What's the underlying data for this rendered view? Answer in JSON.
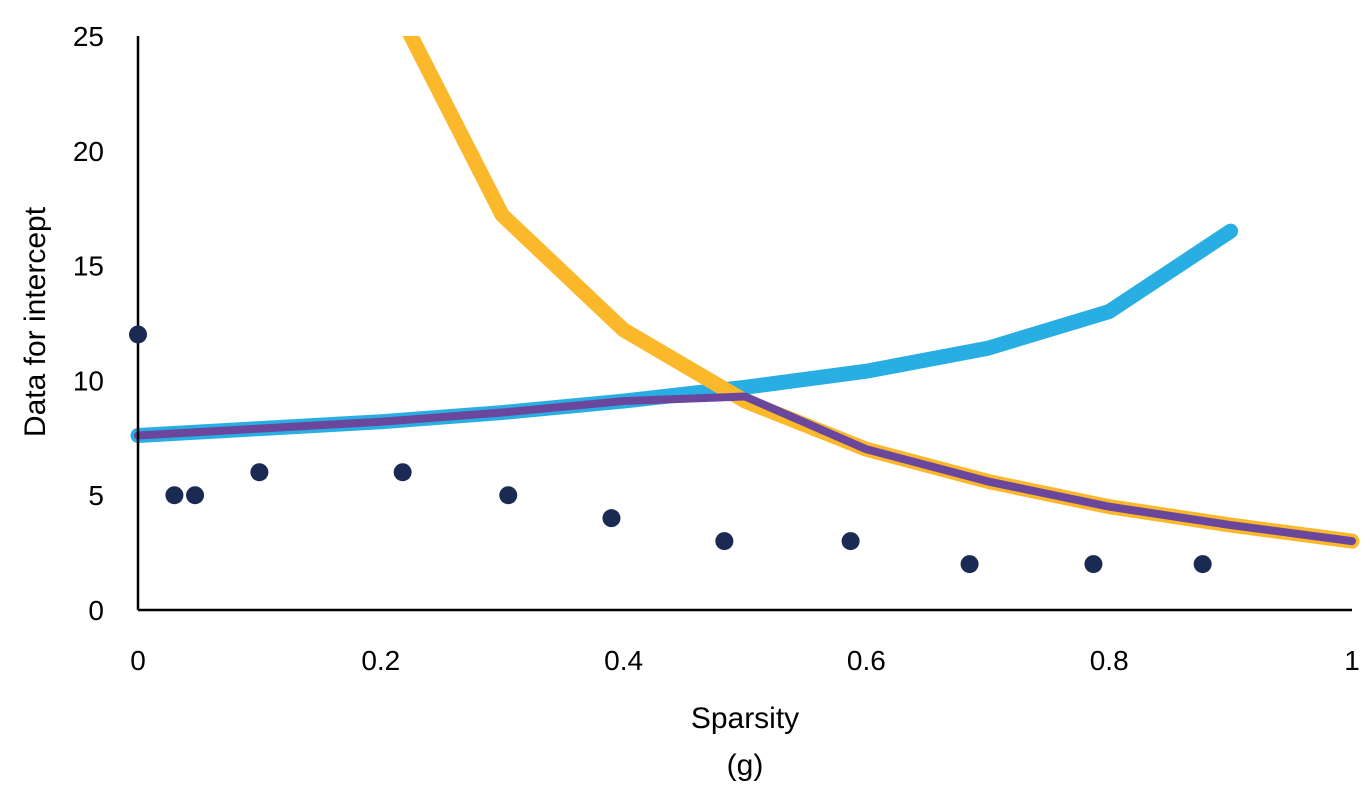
{
  "chart_data": {
    "type": "line",
    "title": "",
    "xlabel": "Sparsity",
    "xlabel_sub": "(g)",
    "ylabel": "Data for intercept",
    "xlim": [
      0,
      1
    ],
    "ylim": [
      0,
      25
    ],
    "x_ticks": [
      0,
      0.2,
      0.4,
      0.6,
      0.8,
      1
    ],
    "x_tick_labels": [
      "0",
      "0.2",
      "0.4",
      "0.6",
      "0.8",
      "1"
    ],
    "y_ticks": [
      0,
      5,
      10,
      15,
      20,
      25
    ],
    "y_tick_labels": [
      "0",
      "5",
      "10",
      "15",
      "20",
      "25"
    ],
    "grid": false,
    "legend": "none",
    "series": [
      {
        "name": "data-points",
        "kind": "scatter",
        "color": "#1b2a52",
        "x": [
          0,
          0.03,
          0.047,
          0.1,
          0.218,
          0.305,
          0.39,
          0.483,
          0.587,
          0.685,
          0.787,
          0.877
        ],
        "y": [
          12,
          5,
          5,
          6,
          6,
          5,
          4,
          3,
          3,
          2,
          2,
          2
        ]
      },
      {
        "name": "blue-curve",
        "kind": "line",
        "color": "#29aee3",
        "x": [
          0,
          0.1,
          0.2,
          0.3,
          0.4,
          0.5,
          0.6,
          0.7,
          0.8,
          0.9
        ],
        "y": [
          7.6,
          7.9,
          8.2,
          8.6,
          9.1,
          9.7,
          10.4,
          11.4,
          13.0,
          16.5
        ]
      },
      {
        "name": "orange-curve",
        "kind": "line",
        "color": "#fbb82a",
        "x": [
          0.22,
          0.3,
          0.4,
          0.5,
          0.6,
          0.7,
          0.8,
          0.9,
          1.0
        ],
        "y": [
          25.5,
          17.2,
          12.2,
          9.1,
          7.0,
          5.6,
          4.5,
          3.7,
          3.0
        ]
      },
      {
        "name": "purple-curve",
        "kind": "line",
        "color": "#6a479c",
        "x": [
          0,
          0.1,
          0.2,
          0.3,
          0.4,
          0.5,
          0.6,
          0.7,
          0.8,
          0.9,
          1.0
        ],
        "y": [
          7.6,
          7.9,
          8.2,
          8.6,
          9.1,
          9.3,
          7.0,
          5.6,
          4.5,
          3.7,
          3.0
        ]
      }
    ]
  }
}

******

*Do this*. Your task is to transcribe all of the records precisely, with no images included.

*Response to the exercise*.
What's the underlying data for this rendered view? Answer in JSON.
{
  "chart_data": {
    "type": "line",
    "title": "",
    "xlabel": "Sparsity",
    "xlabel_sub": "(g)",
    "ylabel": "Data for intercept",
    "xlim": [
      0,
      1
    ],
    "ylim": [
      0,
      25
    ],
    "x_ticks": [
      0,
      0.2,
      0.4,
      0.6,
      0.8,
      1
    ],
    "x_tick_labels": [
      "0",
      "0.2",
      "0.4",
      "0.6",
      "0.8",
      "1"
    ],
    "y_ticks": [
      0,
      5,
      10,
      15,
      20,
      25
    ],
    "y_tick_labels": [
      "0",
      "5",
      "10",
      "15",
      "20",
      "25"
    ],
    "grid": false,
    "legend": "none",
    "series": [
      {
        "name": "data-points",
        "kind": "scatter",
        "color": "#1b2a52",
        "x": [
          0,
          0.03,
          0.047,
          0.1,
          0.218,
          0.305,
          0.39,
          0.483,
          0.587,
          0.685,
          0.787,
          0.877
        ],
        "y": [
          12,
          5,
          5,
          6,
          6,
          5,
          4,
          3,
          3,
          2,
          2,
          2
        ]
      },
      {
        "name": "blue-curve",
        "kind": "line",
        "color": "#29aee3",
        "x": [
          0,
          0.1,
          0.2,
          0.3,
          0.4,
          0.5,
          0.6,
          0.7,
          0.8,
          0.9
        ],
        "y": [
          7.6,
          7.9,
          8.2,
          8.6,
          9.1,
          9.7,
          10.4,
          11.4,
          13.0,
          16.5
        ]
      },
      {
        "name": "orange-curve",
        "kind": "line",
        "color": "#fbb82a",
        "x": [
          0.22,
          0.3,
          0.4,
          0.5,
          0.6,
          0.7,
          0.8,
          0.9,
          1.0
        ],
        "y": [
          25.5,
          17.2,
          12.2,
          9.1,
          7.0,
          5.6,
          4.5,
          3.7,
          3.0
        ]
      },
      {
        "name": "purple-curve",
        "kind": "line",
        "color": "#6a479c",
        "x": [
          0,
          0.1,
          0.2,
          0.3,
          0.4,
          0.5,
          0.6,
          0.7,
          0.8,
          0.9,
          1.0
        ],
        "y": [
          7.6,
          7.9,
          8.2,
          8.6,
          9.1,
          9.3,
          7.0,
          5.6,
          4.5,
          3.7,
          3.0
        ]
      }
    ]
  }
}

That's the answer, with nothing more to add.